* **Objective**: How many lines in these records hold the string "selection"? State only that number.

** Begin **

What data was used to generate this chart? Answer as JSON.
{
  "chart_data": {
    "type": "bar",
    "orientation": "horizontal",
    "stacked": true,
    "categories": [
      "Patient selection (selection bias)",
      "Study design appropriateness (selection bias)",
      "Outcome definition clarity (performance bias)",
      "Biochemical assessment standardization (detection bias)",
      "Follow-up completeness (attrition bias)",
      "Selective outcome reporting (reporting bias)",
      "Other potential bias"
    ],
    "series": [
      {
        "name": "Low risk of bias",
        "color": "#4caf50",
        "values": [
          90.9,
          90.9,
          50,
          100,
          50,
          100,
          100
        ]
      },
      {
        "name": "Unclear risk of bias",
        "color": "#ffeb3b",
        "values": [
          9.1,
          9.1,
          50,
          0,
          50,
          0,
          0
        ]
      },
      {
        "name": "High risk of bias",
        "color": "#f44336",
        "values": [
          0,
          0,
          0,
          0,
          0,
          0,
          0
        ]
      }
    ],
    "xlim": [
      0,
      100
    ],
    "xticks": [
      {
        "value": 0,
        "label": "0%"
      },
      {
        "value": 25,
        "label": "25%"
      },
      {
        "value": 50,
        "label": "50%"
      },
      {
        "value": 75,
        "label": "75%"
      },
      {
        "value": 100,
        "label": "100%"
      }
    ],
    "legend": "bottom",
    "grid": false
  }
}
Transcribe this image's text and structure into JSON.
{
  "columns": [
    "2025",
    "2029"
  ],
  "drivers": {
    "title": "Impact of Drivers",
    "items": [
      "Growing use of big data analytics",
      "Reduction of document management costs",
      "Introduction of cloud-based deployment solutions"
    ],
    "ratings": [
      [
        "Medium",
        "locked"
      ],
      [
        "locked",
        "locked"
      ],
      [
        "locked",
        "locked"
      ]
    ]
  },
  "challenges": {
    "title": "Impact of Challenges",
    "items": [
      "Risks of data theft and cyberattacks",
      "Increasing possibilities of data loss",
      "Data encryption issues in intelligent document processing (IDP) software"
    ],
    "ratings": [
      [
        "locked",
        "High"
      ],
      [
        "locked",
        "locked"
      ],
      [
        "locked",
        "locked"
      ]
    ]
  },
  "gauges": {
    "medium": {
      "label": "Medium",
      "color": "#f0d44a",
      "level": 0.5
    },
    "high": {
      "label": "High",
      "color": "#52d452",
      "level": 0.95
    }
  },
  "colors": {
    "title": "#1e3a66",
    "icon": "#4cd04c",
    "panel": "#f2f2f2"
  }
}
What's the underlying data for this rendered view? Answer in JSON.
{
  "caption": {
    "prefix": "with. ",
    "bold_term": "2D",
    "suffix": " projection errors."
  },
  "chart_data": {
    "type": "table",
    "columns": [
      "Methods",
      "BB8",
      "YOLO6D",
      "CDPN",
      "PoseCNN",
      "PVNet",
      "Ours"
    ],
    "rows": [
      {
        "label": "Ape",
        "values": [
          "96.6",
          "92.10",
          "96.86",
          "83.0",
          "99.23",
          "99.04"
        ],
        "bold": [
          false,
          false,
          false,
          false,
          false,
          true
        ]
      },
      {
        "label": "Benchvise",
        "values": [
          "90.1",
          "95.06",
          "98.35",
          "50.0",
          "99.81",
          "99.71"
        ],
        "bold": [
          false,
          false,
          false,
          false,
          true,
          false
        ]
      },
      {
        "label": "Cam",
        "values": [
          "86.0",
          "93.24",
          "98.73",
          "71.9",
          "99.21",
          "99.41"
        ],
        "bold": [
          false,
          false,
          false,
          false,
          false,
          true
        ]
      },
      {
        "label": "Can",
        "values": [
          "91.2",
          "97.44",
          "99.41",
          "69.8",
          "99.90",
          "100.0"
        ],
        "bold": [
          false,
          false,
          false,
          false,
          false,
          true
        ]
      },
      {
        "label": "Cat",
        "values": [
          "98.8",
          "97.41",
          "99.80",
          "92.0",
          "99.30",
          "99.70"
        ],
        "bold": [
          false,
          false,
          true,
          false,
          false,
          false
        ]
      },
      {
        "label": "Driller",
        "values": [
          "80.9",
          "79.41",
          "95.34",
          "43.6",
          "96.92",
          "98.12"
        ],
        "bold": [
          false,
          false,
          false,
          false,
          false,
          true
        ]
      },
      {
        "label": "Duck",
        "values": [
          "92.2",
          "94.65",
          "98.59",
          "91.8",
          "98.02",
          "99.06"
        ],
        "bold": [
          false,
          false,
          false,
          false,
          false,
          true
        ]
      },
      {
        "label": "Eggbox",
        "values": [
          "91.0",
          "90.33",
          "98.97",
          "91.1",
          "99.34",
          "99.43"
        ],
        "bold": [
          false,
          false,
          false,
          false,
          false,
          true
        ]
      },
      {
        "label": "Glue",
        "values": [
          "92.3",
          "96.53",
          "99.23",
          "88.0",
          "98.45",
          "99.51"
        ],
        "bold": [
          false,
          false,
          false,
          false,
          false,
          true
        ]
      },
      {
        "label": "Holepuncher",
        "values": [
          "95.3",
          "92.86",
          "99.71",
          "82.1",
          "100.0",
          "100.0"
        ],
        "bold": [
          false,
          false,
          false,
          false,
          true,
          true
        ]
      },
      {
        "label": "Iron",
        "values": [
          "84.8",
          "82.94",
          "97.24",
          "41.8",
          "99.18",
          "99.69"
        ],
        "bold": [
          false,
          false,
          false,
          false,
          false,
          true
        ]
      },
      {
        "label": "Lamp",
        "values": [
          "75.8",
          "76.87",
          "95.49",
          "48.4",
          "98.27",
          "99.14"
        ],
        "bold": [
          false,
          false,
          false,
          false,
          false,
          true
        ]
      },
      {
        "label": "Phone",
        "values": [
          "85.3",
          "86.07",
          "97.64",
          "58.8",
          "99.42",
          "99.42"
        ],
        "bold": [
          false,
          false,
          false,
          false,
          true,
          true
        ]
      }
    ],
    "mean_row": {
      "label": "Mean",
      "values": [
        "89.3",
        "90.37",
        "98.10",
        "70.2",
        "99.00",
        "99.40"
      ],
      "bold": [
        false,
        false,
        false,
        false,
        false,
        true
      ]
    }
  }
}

** End **

* **Answer for the task**: 2